**Page**
This module takes an interdisciplinary approach to reading time, temporality, historicity and durée in twentieth- and early twenty-first-century literature and film. Drawing on theoretical resources from literary criticism, philosophy, political and scientific thought, we will examine canonical and popular modernist and postmodernist literary texts and visual media, considering carefully how theme, narrative and form have responded to reconfigured notions of time. In particular, we will focus on the political implications of various temporal regimes and the way in which historical uprisings or moments of crisis have been conceived throughout the twentieth century and into the new millennium in temporal terms via conceptualisations of static time, linear time, chaos, contingency, periodicity, messianic apertures and utopian rupture.

You will be encouraged to work in interdisciplinary ways, asking questions of - and making connections between - a broad range of philosophical and aesthetic approaches to one of modernity’s most pressing ontological concerns.

**Raw records**
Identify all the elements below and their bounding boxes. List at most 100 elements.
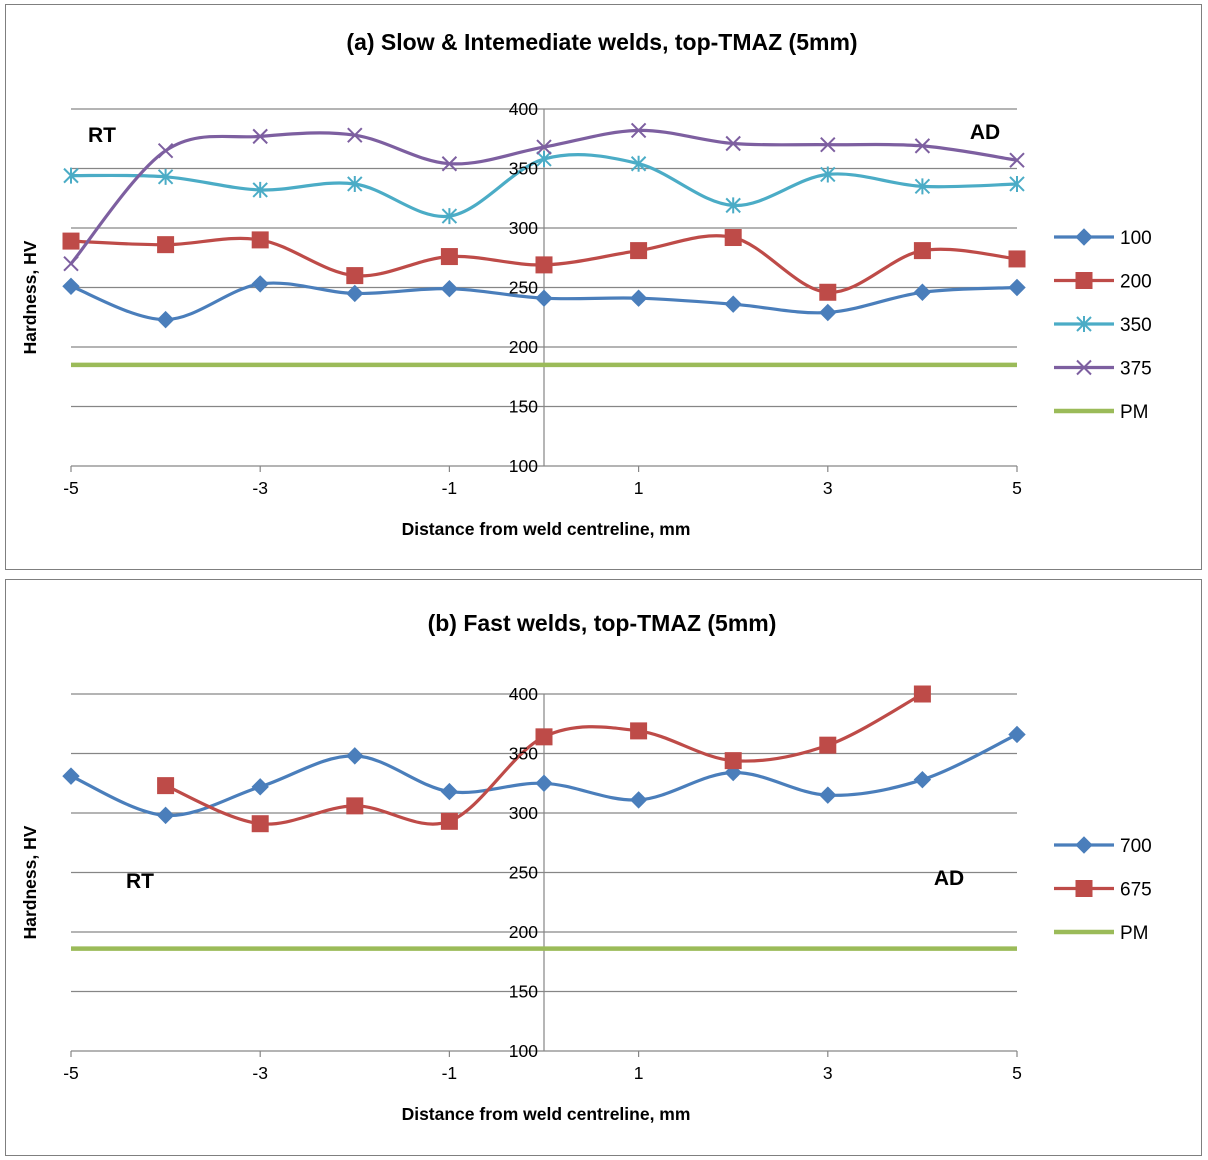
- data-point: [157, 168, 174, 185]
- x-tick-label: -5: [63, 478, 79, 498]
- y-tick-label: 300: [509, 218, 538, 238]
- data-point: [1009, 152, 1025, 168]
- legend-item-675: 675: [1054, 880, 1152, 901]
- data-point: [1009, 175, 1025, 192]
- data-point: [251, 275, 269, 293]
- y-tick-label: 300: [509, 803, 538, 823]
- data-point: [819, 283, 837, 301]
- chart-title: (b) Fast welds, top-TMAZ (5mm): [428, 610, 777, 636]
- annotation-rt: RT: [88, 124, 116, 147]
- data-point: [156, 806, 175, 825]
- data-point: [629, 791, 648, 809]
- data-point: [724, 229, 742, 247]
- y-tick-label: 100: [509, 456, 538, 476]
- y-tick-label: 250: [509, 863, 538, 883]
- data-point: [346, 797, 364, 815]
- annotation-ad: AD: [970, 121, 1000, 144]
- data-point: [252, 181, 268, 198]
- data-point: [62, 767, 80, 785]
- data-point: [157, 777, 175, 795]
- data-point: [63, 167, 79, 184]
- data-point: [913, 283, 932, 301]
- annotation-rt: RT: [126, 870, 154, 893]
- data-point: [630, 722, 648, 740]
- legend-marker: [1076, 316, 1092, 332]
- data-point: [156, 310, 175, 329]
- data-point: [820, 136, 836, 153]
- data-point: [251, 815, 269, 833]
- series-200: [62, 229, 1026, 301]
- x-tick-label: 3: [823, 478, 833, 498]
- legend-item-700: 700: [1054, 836, 1152, 857]
- legend-marker: [1075, 836, 1093, 854]
- data-point: [535, 256, 553, 274]
- data-point: [630, 242, 648, 260]
- legend-label: PM: [1120, 923, 1149, 944]
- data-point: [62, 232, 80, 250]
- series-375: [63, 122, 1025, 272]
- legend-item-100: 100: [1054, 228, 1152, 249]
- data-point: [252, 128, 268, 145]
- x-tick-label: 3: [823, 1063, 833, 1083]
- x-tick-label: -1: [442, 1063, 458, 1083]
- data-point: [913, 770, 932, 789]
- legend-item-pm: PM: [1054, 923, 1149, 944]
- data-point: [157, 236, 175, 254]
- data-point: [819, 736, 837, 754]
- data-point: [251, 778, 269, 796]
- legend-label: PM: [1120, 402, 1149, 423]
- x-tick-label: -3: [252, 478, 268, 498]
- x-tick-label: -1: [442, 478, 458, 498]
- data-point: [535, 728, 553, 746]
- series-line: [69, 128, 1018, 265]
- data-point: [440, 782, 459, 801]
- series-700: [62, 725, 1026, 825]
- data-point: [914, 178, 931, 195]
- series-100: [62, 275, 1026, 329]
- data-point: [347, 127, 363, 143]
- chart-b-svg: (b) Fast welds, top-TMAZ (5mm) 100 150 200 2…: [20, 610, 1152, 1124]
- legend-item-200: 200: [1054, 272, 1152, 293]
- legend-marker: [1075, 228, 1093, 246]
- x-axis-title: Distance from weld centreline, mm: [402, 1104, 691, 1124]
- annotation-ad: AD: [934, 867, 964, 890]
- x-tick-label: 5: [1012, 478, 1022, 498]
- x-tick-label: 5: [1012, 1063, 1022, 1083]
- data-point: [440, 248, 458, 266]
- legend-item-pm: PM: [1054, 402, 1149, 423]
- data-point: [629, 289, 648, 307]
- chart-title: (a) Slow & Intemediate welds, top-TMAZ (…: [346, 29, 857, 55]
- data-point: [630, 155, 647, 172]
- y-axis-title: Hardness, HV: [20, 240, 40, 354]
- legend-label: 675: [1120, 880, 1152, 901]
- x-axis-title: Distance from weld centreline, mm: [402, 519, 691, 539]
- data-point: [725, 197, 741, 214]
- y-tick-label: 150: [509, 982, 538, 1002]
- x-tick-label: 1: [634, 1063, 644, 1083]
- data-point: [63, 255, 79, 272]
- data-point: [62, 277, 80, 296]
- y-tick-label: 250: [509, 278, 538, 298]
- legend-label: 350: [1120, 315, 1152, 336]
- data-point: [820, 166, 836, 183]
- legend-marker: [1075, 880, 1093, 897]
- y-tick-label: 100: [509, 1041, 538, 1061]
- data-point: [535, 774, 553, 792]
- x-tick-label: 1: [634, 478, 644, 498]
- data-point: [440, 279, 459, 298]
- data-point: [725, 135, 741, 152]
- data-point: [346, 284, 364, 303]
- data-point: [347, 175, 363, 192]
- chart-panel-a: (a) Slow & Intemediate welds, top-TMAZ (…: [5, 4, 1202, 570]
- data-point: [913, 242, 931, 260]
- data-point: [914, 138, 931, 154]
- legend-label: 100: [1120, 228, 1152, 249]
- chart-panel-b: (b) Fast welds, top-TMAZ (5mm) 100 150 200 2…: [5, 579, 1202, 1156]
- y-tick-label: 150: [509, 397, 538, 417]
- data-point: [441, 208, 458, 225]
- y-tick-label: 200: [509, 922, 538, 942]
- legend-label: 375: [1120, 359, 1152, 380]
- legend-marker: [1075, 272, 1093, 289]
- data-point: [346, 747, 364, 765]
- data-point: [441, 156, 458, 172]
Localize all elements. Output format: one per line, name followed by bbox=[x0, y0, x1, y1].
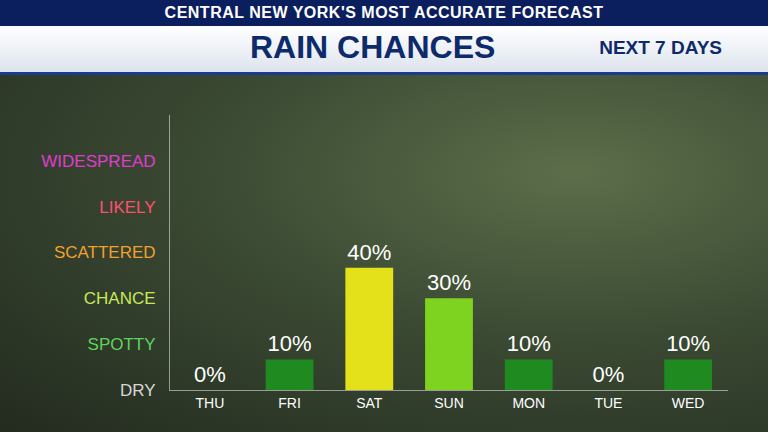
svg-text:10%: 10% bbox=[507, 331, 551, 356]
svg-text:10%: 10% bbox=[268, 331, 312, 356]
svg-text:40%: 40% bbox=[347, 240, 391, 265]
svg-text:0%: 0% bbox=[593, 362, 625, 387]
svg-text:TUE: TUE bbox=[594, 395, 622, 411]
svg-text:LIKELY: LIKELY bbox=[99, 198, 155, 217]
html-text:CENTRAL NEW YORK'S MOST ACCURA: CENTRAL NEW YORK'S MOST ACCURATE FORECAS… bbox=[164, 4, 604, 21]
svg-text:CHANCE: CHANCE bbox=[84, 289, 156, 308]
svg-text:SPOTTY: SPOTTY bbox=[88, 335, 156, 354]
svg-text:SAT: SAT bbox=[356, 395, 383, 411]
svg-text:FRI: FRI bbox=[278, 395, 301, 411]
svg-text:10%: 10% bbox=[666, 331, 710, 356]
svg-text:SUN: SUN bbox=[434, 395, 464, 411]
svg-text:0%: 0% bbox=[194, 362, 226, 387]
svg-text:WIDESPREAD: WIDESPREAD bbox=[41, 152, 155, 171]
html-text:NEXT 7 DAYS: NEXT 7 DAYS bbox=[599, 37, 722, 58]
svg-text:WED: WED bbox=[672, 395, 705, 411]
svg-text:MON: MON bbox=[512, 395, 545, 411]
svg-text:30%: 30% bbox=[427, 270, 471, 295]
svg-text:SCATTERED: SCATTERED bbox=[54, 243, 156, 262]
html-text:RAIN CHANCES: RAIN CHANCES bbox=[250, 29, 496, 65]
svg-text:DRY: DRY bbox=[120, 381, 156, 400]
svg-text:THU: THU bbox=[195, 395, 224, 411]
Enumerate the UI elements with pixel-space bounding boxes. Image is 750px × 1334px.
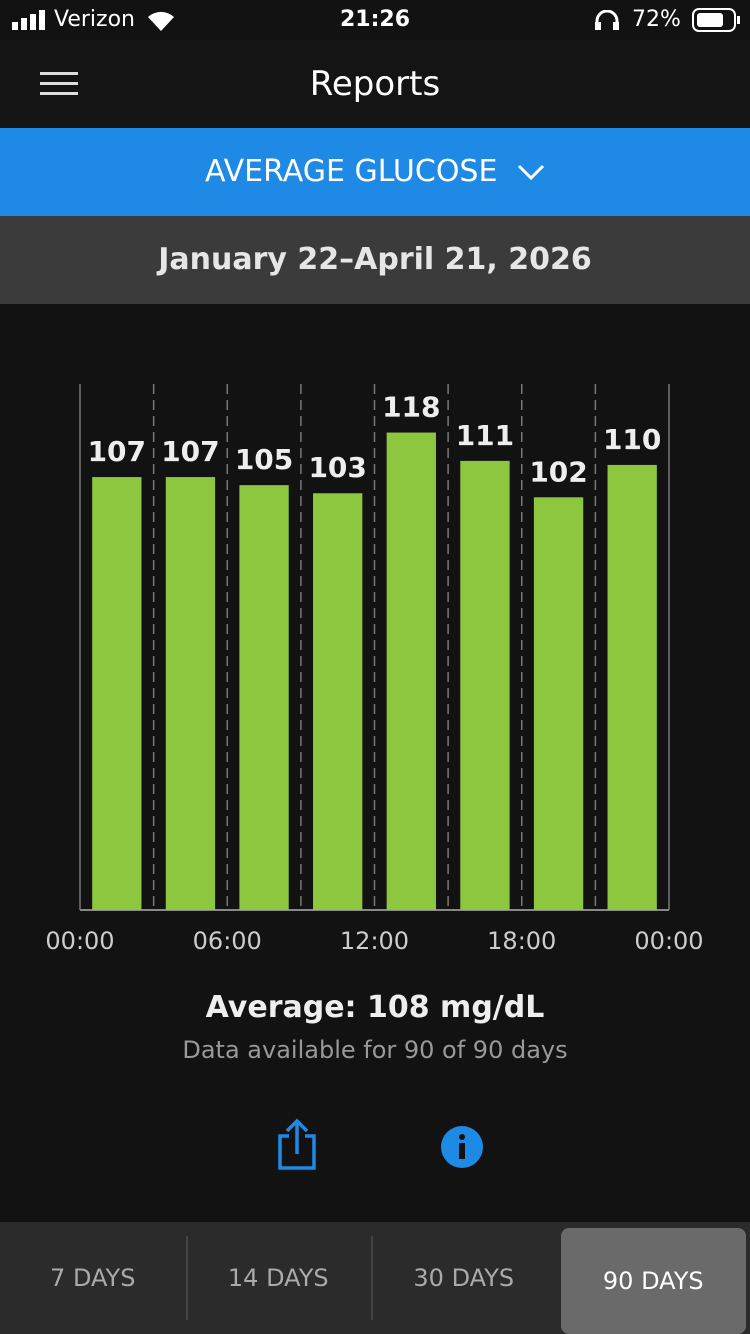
x-tick-label: 00:00 — [634, 927, 703, 955]
date-range: January 22–April 21, 2026 — [0, 216, 750, 304]
value-label: 107 — [88, 435, 146, 468]
x-tick-label: 06:00 — [193, 927, 262, 955]
bar — [607, 464, 657, 910]
nav-bar: Reports — [0, 40, 750, 128]
value-label: 111 — [456, 419, 514, 452]
page-title: Reports — [309, 64, 441, 104]
x-tick-label: 12:00 — [340, 927, 409, 955]
report-selector[interactable]: AVERAGE GLUCOSE — [0, 128, 750, 216]
x-tick-label: 18:00 — [487, 927, 556, 955]
range-tab[interactable]: 90 DAYS — [560, 1228, 746, 1334]
battery-icon — [692, 8, 740, 32]
bar — [533, 497, 584, 910]
bar — [386, 432, 436, 910]
chevron-down — [517, 164, 545, 181]
bar — [92, 477, 142, 910]
availability: Data available for 90 of 90 days — [182, 1036, 568, 1064]
headphones-icon — [595, 10, 619, 30]
share-button[interactable] — [276, 1118, 318, 1172]
menu-button[interactable] — [40, 70, 80, 98]
signal-icon — [12, 10, 45, 30]
bar — [165, 477, 216, 910]
range-tab[interactable]: 7 DAYS — [50, 1264, 136, 1292]
average: Average: 108 mg/dL — [205, 990, 545, 1025]
range-tab[interactable]: 30 DAYS — [371, 1222, 557, 1334]
report-label: AVERAGE GLUCOSE — [205, 154, 498, 189]
range-tabs: 7 DAYS 14 DAYS 30 DAYS 90 DAYS — [0, 1222, 750, 1334]
carrier: Verizon — [54, 7, 135, 32]
value-label: 110 — [603, 423, 661, 456]
clock: 21:26 — [339, 7, 411, 32]
value-label: 102 — [529, 455, 587, 488]
value-label: 107 — [161, 435, 219, 468]
bar — [313, 493, 363, 910]
value-label: 103 — [308, 451, 366, 484]
value-label: 105 — [235, 443, 293, 476]
bar — [239, 485, 289, 910]
wifi-icon — [148, 11, 174, 31]
battery-percent: 72% — [632, 7, 681, 32]
status-bar: Verizon 21:26 72% — [0, 0, 750, 40]
range-tab[interactable]: 14 DAYS — [185, 1222, 372, 1334]
x-tick-label: 00:00 — [45, 927, 114, 955]
value-label: 118 — [382, 391, 440, 424]
chart: 00:00 06:00 12:00 18:00 00:00 107 107 105 103 118… — [45, 384, 704, 955]
info-button[interactable] — [440, 1125, 484, 1169]
bar — [460, 460, 510, 910]
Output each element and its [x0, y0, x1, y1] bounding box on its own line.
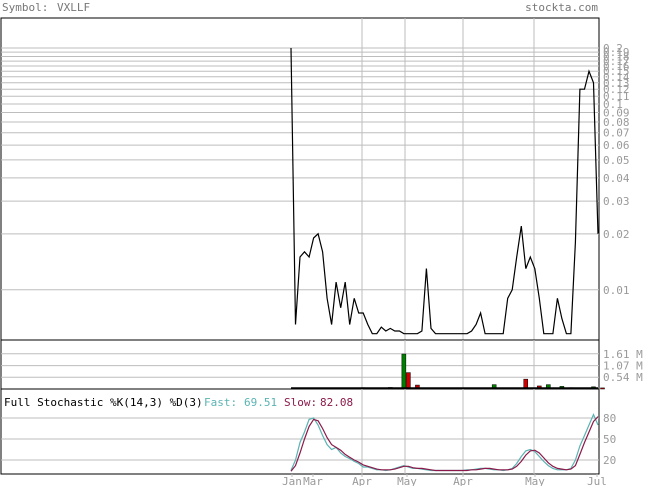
slow-line [290, 416, 599, 472]
price-tick-label: 0.05 [603, 154, 630, 167]
volume-bar [600, 387, 605, 390]
symbol-value: VXLLF [57, 1, 90, 14]
volume-tick-label: 1.61 M [603, 348, 643, 361]
stochastic-tick-label: 80 [603, 412, 616, 425]
price-tick-label: 0.17 [603, 55, 630, 68]
price-tick-label: 0.01 [603, 284, 630, 297]
price-tick-label: 0.19 [603, 46, 630, 59]
symbol-label: Symbol: [2, 1, 48, 14]
x-axis: Jan Mar Apr May Apr May Jul [282, 474, 607, 486]
volume-tick-label: 1.07 M [603, 360, 643, 373]
site-name: stockta.com [525, 1, 598, 14]
price-tick-label: 0.13 [603, 77, 630, 90]
price-tick-label: 0.08 [603, 116, 630, 129]
x-tick-label: Apr [352, 475, 372, 486]
price-panel: 0.20.190.180.170.160.150.140.130.120.110… [0, 17, 630, 341]
stochastic-tick-label: 50 [603, 433, 616, 446]
fast-value: 69.51 [244, 396, 277, 409]
volume-tick-label: 0.54 M [603, 371, 643, 384]
x-tick-label: May [397, 475, 417, 486]
price-tick-label: 0.14 [603, 71, 630, 84]
x-tick-label: Mar [303, 475, 323, 486]
price-line [290, 47, 599, 335]
price-tick-label: 0.16 [603, 60, 630, 73]
stochastic-panel: 80 50 20 [0, 388, 616, 475]
volume-panel: 1.61 M1.07 M0.54 M [0, 339, 643, 390]
price-tick-label: 0.15 [603, 65, 630, 78]
volume-frame [0, 339, 600, 390]
price-tick-label: 0.02 [603, 228, 630, 241]
price-tick-label: 0.09 [603, 106, 630, 119]
volume-bar [406, 372, 411, 390]
slow-label: Slow: [284, 396, 317, 409]
price-tick-label: 0.04 [603, 172, 630, 185]
x-tick-label: Jul [587, 475, 607, 486]
price-tick-label: 0.18 [603, 51, 630, 64]
price-tick-label: 0.07 [603, 127, 630, 140]
slow-value: 82.08 [320, 396, 353, 409]
fast-line [290, 412, 599, 472]
volume-bar [401, 353, 407, 390]
price-tick-label: 0.03 [603, 195, 630, 208]
price-tick-label: 0.06 [603, 139, 630, 152]
price-tick-label: 0.1 [603, 98, 623, 111]
stochastic-frame [0, 388, 600, 475]
x-tick-label: May [525, 475, 545, 486]
stochastic-tick-label: 20 [603, 454, 616, 467]
stochastic-title: Full Stochastic %K(14,3) %D(3) [4, 396, 203, 409]
x-tick-label: Apr [453, 475, 473, 486]
price-tick-label: 0.2 [603, 42, 623, 55]
x-tick-label: Jan [282, 475, 302, 486]
fast-label: Fast: [204, 396, 237, 409]
price-tick-label: 0.12 [603, 83, 630, 96]
price-tick-label: 0.11 [603, 90, 630, 103]
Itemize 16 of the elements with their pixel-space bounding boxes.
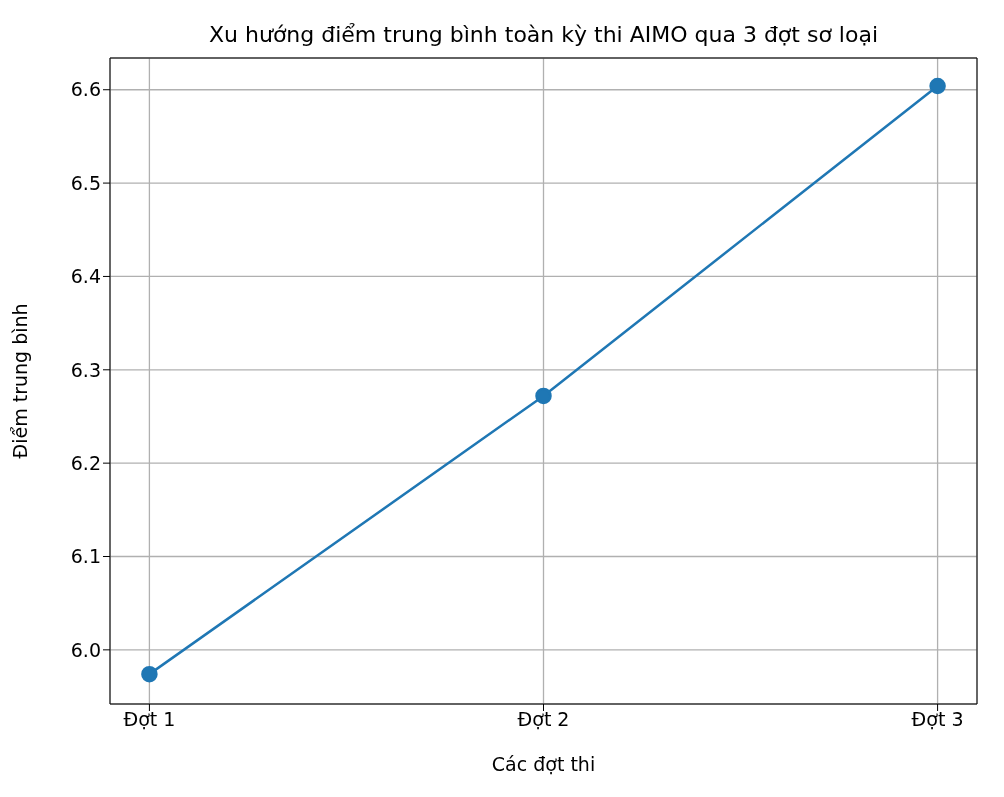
- x-axis-title: Các đợt thi: [491, 753, 596, 775]
- point: [535, 387, 552, 405]
- y-tick-label: 6.0: [70, 638, 101, 661]
- x-tick-label: Đợt 3: [911, 708, 964, 731]
- y-tick-label: 6.1: [70, 545, 101, 568]
- y-tick-label: 6.2: [70, 451, 101, 474]
- y-tick-label: 6.5: [70, 171, 101, 194]
- point: [141, 665, 158, 683]
- x-tick-label: Đợt 2: [517, 708, 570, 731]
- chart-title: Xu hướng điểm trung bình toàn kỳ thi AIMO qua 3 đợt sơ loại: [208, 22, 879, 47]
- x-tick-label: Đợt 1: [123, 708, 176, 731]
- y-tick-label: 6.3: [70, 358, 101, 381]
- y-tick-label: 6.4: [70, 265, 101, 288]
- y-tick-label: 6.6: [70, 78, 101, 101]
- y-axis-title: Điểm trung bình: [8, 303, 31, 459]
- point: [929, 77, 946, 95]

**Things to do**
• a. Answer these questions from the module description, labeling each answer to match:
(i) Literature and film from which period does the module cover?
(ii) Which fields supply the theoretical resources the module draws on?
(iii) In what kind of ways are students encouraged to work?
• b. Recast the paragraph of the module description that begins "This module takes an interdisciplinary approach" as a short bulleted list, keeping its main facts.
• c. List every conceptualization of time that the module description names as a way uprisings or moments of crisis have been conceived.

**Responses by task**
• a.
(i) Twentieth- and early twenty-first-century literature and film.
(ii) Literary criticism, philosophy, and political and scientific thought.
(iii) Interdisciplinary ways.

• b.
- Takes an interdisciplinary approach to time, temporality, historicity and durée in twentieth- and early twenty-first-century literature and film.
- Draws on theory from literary criticism, philosophy, and political and scientific thought.
- Examines canonical and popular modernist and postmodernist literary texts and visual media.
- Considers how theme, narrative and form have responded to reconfigured notions of time.
- Focuses on the political implications of temporal regimes.
- Studies how historical uprisings and moments of crisis have been conceived in temporal terms from the twentieth century into the new millennium.

• c.
- static time
- linear time
- chaos
- contingency
- periodicity
- messianic apertures
- utopian rupture